___ Data rows
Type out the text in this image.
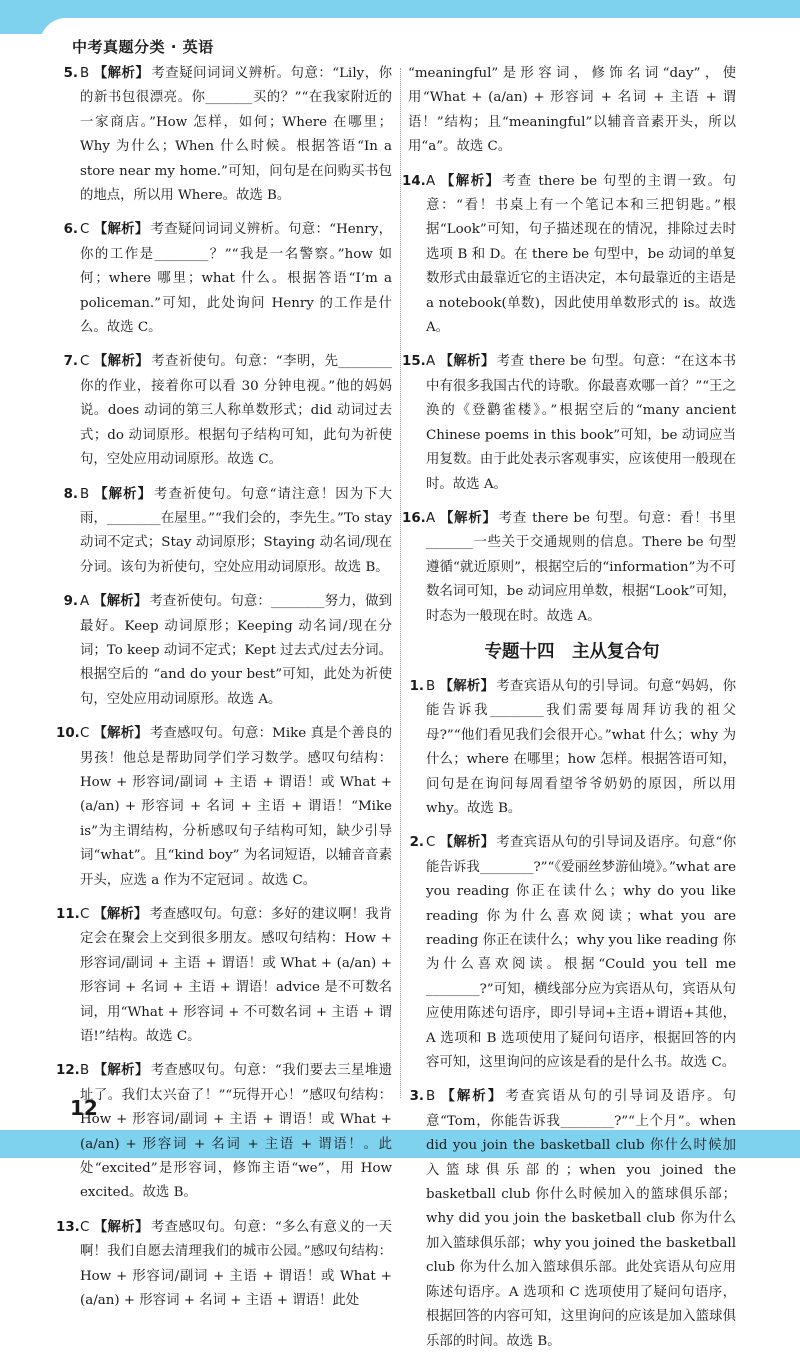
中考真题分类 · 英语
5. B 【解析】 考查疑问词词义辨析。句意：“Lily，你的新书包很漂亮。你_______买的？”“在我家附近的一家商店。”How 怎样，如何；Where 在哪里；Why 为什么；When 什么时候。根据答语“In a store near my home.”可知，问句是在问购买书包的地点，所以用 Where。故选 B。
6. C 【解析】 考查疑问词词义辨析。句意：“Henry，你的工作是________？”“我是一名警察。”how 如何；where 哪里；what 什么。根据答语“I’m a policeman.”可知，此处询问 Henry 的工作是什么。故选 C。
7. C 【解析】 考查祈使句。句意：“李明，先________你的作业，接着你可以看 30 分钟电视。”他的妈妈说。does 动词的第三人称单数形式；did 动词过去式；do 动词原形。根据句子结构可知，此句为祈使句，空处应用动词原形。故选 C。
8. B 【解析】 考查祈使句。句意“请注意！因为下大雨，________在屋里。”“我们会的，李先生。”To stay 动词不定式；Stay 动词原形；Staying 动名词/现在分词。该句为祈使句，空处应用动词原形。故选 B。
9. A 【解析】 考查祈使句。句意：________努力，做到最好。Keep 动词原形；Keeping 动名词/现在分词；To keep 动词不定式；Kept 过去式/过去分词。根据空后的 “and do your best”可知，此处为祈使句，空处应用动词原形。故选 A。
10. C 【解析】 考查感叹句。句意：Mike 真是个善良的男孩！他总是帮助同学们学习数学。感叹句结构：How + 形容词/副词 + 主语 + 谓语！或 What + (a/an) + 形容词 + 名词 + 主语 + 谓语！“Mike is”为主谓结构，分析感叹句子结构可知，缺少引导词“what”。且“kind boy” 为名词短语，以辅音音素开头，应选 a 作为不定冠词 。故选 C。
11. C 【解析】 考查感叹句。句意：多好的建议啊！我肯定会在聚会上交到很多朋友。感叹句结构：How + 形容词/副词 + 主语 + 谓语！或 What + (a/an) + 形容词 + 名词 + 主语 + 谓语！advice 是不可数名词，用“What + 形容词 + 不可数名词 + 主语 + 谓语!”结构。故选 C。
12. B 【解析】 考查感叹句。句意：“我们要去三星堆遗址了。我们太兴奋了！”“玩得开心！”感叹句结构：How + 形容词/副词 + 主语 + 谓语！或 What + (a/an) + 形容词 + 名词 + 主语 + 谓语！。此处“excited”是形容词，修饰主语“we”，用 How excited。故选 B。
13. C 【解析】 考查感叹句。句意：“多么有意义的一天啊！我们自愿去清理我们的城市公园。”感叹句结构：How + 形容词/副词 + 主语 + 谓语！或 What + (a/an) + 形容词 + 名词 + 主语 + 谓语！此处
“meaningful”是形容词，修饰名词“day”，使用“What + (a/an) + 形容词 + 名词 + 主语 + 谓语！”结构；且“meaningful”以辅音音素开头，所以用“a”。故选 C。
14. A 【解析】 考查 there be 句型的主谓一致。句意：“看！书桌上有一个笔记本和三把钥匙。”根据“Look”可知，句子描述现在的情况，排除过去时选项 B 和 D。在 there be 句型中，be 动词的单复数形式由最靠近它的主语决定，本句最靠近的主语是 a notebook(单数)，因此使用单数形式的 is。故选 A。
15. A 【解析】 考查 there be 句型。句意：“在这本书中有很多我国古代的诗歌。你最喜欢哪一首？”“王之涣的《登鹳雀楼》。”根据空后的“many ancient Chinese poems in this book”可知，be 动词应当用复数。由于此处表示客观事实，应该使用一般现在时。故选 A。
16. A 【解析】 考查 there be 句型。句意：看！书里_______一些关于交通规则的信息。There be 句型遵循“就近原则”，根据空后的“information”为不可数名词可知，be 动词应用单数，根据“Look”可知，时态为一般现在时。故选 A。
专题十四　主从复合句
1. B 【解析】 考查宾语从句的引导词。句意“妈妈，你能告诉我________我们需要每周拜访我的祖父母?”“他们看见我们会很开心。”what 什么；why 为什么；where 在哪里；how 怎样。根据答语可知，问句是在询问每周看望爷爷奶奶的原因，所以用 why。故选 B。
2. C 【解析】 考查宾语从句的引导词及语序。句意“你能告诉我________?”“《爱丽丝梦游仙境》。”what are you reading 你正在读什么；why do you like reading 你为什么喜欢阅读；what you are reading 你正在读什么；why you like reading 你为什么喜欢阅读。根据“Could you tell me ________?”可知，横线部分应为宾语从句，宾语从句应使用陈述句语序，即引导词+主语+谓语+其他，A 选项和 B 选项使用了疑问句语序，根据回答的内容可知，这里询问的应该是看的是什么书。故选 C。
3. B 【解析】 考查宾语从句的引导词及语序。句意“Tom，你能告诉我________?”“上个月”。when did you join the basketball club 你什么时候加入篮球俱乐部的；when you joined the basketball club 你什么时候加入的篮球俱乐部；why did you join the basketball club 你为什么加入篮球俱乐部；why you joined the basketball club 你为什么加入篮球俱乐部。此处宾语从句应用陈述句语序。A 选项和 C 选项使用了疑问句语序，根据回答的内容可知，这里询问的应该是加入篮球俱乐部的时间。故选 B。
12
______
___ Data rows
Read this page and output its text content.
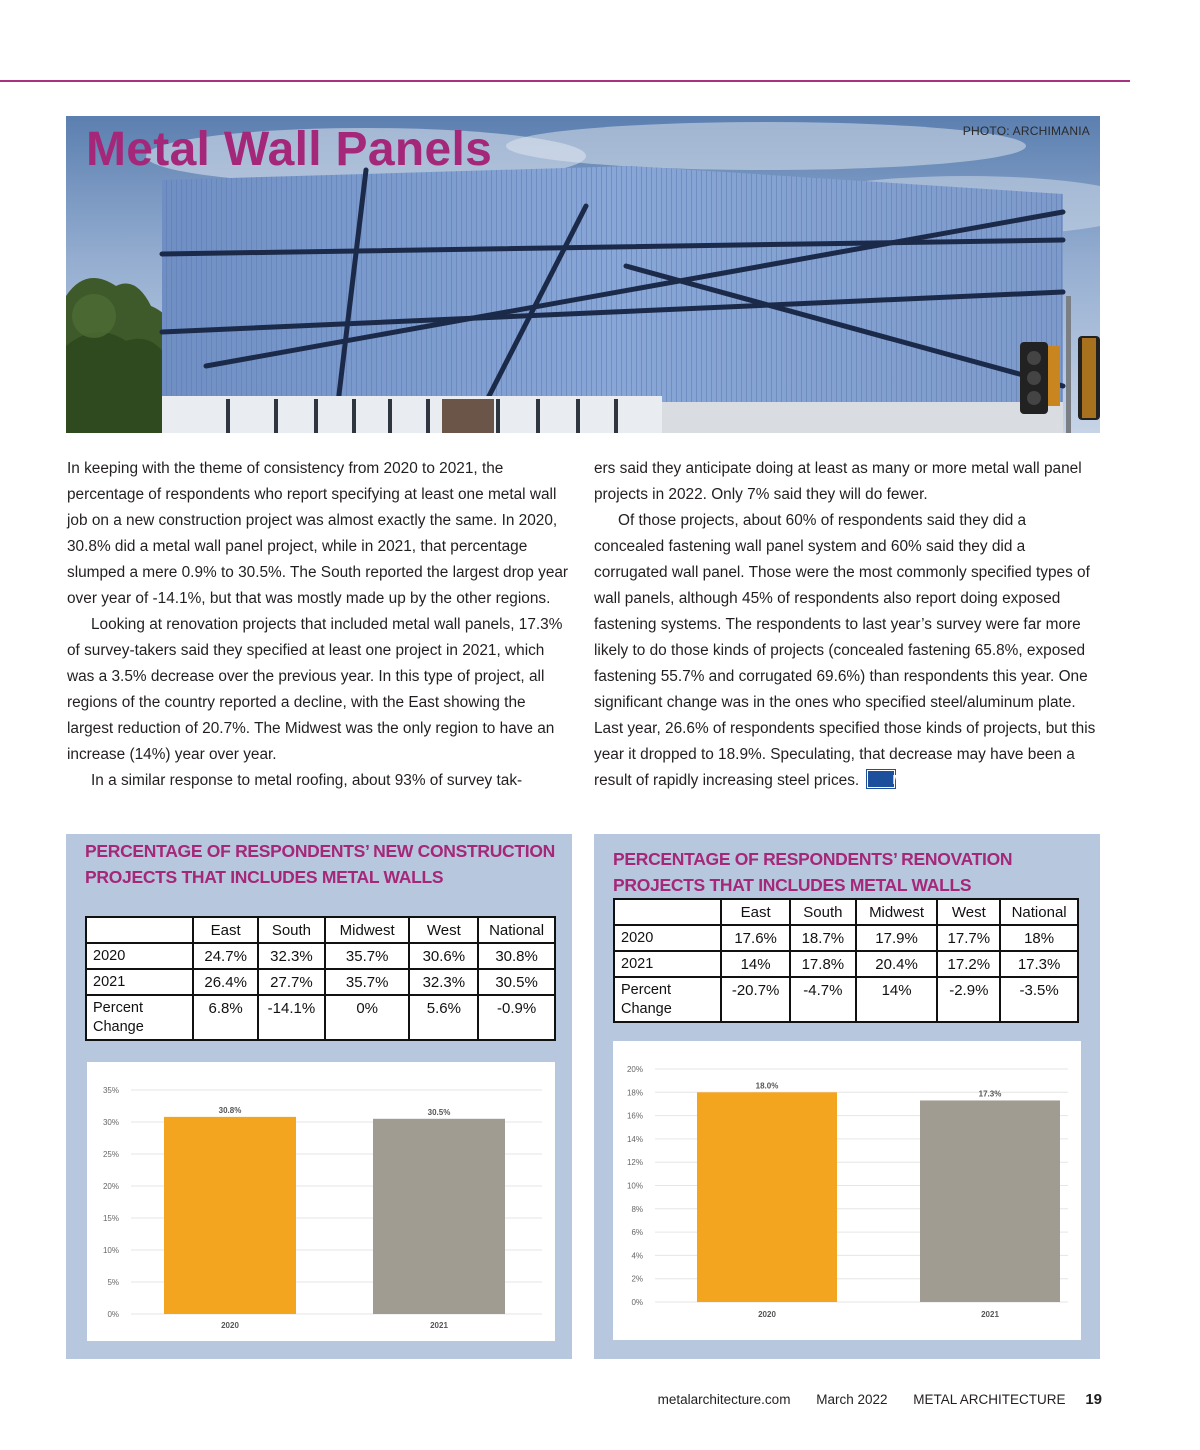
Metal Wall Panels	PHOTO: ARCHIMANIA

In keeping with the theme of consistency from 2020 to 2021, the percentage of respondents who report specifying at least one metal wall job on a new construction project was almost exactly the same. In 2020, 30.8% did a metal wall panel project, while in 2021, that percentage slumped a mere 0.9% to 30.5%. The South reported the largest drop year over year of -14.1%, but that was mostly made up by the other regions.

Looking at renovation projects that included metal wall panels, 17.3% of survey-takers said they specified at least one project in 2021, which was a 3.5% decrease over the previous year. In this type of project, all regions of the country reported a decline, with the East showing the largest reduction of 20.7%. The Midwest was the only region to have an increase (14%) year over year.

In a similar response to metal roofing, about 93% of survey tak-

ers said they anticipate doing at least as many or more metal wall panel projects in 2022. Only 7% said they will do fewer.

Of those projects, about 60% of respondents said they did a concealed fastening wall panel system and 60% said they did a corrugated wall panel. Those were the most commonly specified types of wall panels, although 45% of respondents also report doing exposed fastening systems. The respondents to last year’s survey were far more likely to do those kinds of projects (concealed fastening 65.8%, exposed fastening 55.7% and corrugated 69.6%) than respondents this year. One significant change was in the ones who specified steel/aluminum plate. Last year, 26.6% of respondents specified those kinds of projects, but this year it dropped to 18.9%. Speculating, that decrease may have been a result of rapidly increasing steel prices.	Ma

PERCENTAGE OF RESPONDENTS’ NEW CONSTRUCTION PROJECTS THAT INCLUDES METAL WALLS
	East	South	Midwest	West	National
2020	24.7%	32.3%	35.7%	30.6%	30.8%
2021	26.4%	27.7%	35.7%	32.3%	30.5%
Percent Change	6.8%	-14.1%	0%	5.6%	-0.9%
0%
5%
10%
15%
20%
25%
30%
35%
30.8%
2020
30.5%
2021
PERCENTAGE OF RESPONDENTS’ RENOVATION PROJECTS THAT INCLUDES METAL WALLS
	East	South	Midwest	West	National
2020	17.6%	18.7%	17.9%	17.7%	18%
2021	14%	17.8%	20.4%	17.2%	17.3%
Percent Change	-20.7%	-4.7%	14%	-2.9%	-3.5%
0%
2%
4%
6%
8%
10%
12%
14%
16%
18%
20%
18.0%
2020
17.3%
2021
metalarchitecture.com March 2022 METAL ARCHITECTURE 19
______
___ Data rows
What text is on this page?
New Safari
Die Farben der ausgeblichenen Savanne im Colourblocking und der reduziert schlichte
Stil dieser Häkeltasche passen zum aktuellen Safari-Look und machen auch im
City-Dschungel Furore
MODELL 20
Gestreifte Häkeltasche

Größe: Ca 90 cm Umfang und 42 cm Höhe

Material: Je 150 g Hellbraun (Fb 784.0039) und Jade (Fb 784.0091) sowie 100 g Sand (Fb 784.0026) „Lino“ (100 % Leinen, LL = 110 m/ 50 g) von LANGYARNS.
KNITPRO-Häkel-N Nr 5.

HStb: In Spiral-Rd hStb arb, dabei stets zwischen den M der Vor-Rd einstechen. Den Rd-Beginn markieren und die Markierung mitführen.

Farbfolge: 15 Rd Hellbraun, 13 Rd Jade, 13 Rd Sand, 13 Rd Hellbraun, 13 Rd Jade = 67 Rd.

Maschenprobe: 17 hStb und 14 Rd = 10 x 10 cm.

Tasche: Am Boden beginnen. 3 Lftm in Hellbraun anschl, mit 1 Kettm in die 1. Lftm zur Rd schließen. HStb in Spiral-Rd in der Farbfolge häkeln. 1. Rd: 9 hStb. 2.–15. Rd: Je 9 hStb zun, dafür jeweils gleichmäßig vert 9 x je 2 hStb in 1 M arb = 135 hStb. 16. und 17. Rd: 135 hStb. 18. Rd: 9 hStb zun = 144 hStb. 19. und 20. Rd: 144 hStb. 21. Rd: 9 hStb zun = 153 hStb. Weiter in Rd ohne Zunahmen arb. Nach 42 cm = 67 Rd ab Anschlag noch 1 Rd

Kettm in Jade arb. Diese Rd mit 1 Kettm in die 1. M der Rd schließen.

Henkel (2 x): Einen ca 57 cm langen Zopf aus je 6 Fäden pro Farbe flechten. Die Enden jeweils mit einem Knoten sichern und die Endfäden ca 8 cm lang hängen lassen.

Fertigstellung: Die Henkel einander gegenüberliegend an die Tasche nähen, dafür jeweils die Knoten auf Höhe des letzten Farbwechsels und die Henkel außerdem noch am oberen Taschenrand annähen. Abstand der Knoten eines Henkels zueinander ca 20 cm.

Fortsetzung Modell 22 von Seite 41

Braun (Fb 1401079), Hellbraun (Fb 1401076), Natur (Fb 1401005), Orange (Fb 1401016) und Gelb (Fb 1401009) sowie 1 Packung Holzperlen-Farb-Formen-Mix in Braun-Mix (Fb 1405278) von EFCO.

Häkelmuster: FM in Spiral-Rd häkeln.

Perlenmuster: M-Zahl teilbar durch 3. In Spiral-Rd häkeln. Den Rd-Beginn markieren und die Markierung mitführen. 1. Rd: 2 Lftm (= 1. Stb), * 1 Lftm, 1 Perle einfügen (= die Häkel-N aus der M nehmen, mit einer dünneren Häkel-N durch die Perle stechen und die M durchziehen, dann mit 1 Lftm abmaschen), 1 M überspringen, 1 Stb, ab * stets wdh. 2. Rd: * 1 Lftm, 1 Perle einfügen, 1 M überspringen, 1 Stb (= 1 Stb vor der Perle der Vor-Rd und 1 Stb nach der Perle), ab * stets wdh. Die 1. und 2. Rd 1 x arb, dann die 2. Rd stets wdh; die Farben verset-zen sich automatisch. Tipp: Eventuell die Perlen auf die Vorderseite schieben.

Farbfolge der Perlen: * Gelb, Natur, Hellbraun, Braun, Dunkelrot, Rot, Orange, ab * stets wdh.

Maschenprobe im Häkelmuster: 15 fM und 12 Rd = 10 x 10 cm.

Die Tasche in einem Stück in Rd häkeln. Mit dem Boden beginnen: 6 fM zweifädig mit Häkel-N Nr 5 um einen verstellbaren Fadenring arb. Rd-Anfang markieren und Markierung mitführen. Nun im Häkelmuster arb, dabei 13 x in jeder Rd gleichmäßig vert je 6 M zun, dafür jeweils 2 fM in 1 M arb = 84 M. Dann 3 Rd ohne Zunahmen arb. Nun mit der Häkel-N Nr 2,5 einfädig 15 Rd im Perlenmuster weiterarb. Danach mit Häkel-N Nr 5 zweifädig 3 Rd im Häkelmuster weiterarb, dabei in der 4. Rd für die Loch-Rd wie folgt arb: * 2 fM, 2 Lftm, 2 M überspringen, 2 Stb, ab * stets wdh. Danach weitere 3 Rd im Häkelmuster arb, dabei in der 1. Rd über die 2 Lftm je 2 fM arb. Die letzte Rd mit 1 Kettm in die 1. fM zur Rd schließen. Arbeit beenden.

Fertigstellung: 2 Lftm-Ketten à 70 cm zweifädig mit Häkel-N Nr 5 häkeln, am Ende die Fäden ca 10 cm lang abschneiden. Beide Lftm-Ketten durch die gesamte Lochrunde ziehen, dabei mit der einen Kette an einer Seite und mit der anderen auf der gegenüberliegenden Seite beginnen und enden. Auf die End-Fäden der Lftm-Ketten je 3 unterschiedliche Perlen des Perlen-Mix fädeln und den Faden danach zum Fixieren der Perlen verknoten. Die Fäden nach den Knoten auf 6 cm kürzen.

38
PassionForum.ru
______
> _Task details_
In the records above, find each line holding "vert" and copy it.

> _Task result_
Tasche: Am Boden beginnen. 3 Lftm in Hellbraun anschl, mit 1 Kettm in die 1. Lftm zur Rd schließen. HStb in Spiral-Rd in der Farbfolge häkeln. 1. Rd: 9 hStb. 2.–15. Rd: Je 9 hStb zun, dafür jeweils gleichmäßig vert 9 x je 2 hStb in 1 M arb = 135 hStb. 16. und 17. Rd: 135 hStb. 18. Rd: 9 hStb zun = 144 hStb. 19. und 20. Rd: 144 hStb. 21. Rd: 9 hStb zun = 153 hStb. Weiter in Rd ohne Zunahmen arb. Nach 42 cm = 67 Rd ab Anschlag noch 1 Rd
Die Tasche in einem Stück in Rd häkeln. Mit dem Boden beginnen: 6 fM zweifädig mit Häkel-N Nr 5 um einen verstellbaren Fadenring arb. Rd-Anfang markieren und Markierung mitführen. Nun im Häkelmuster arb, dabei 13 x in jeder Rd gleichmäßig vert je 6 M zun, dafür jeweils 2 fM in 1 M arb = 84 M. Dann 3 Rd ohne Zunahmen arb. Nun mit der Häkel-N Nr 2,5 einfädig 15 Rd im Perlenmuster weiterarb. Danach mit Häkel-N Nr 5 zweifädig 3 Rd im Häkelmuster weiterarb, dabei in der 4. Rd für die Loch-Rd wie folgt arb: * 2 fM, 2 Lftm, 2 M überspringen, 2 Stb, ab * stets wdh. Danach weitere 3 Rd im Häkelmuster arb, dabei in der 1. Rd über die 2 Lftm je 2 fM arb. Die letzte Rd mit 1 Kettm in die 1. fM zur Rd schließen. Arbeit beenden.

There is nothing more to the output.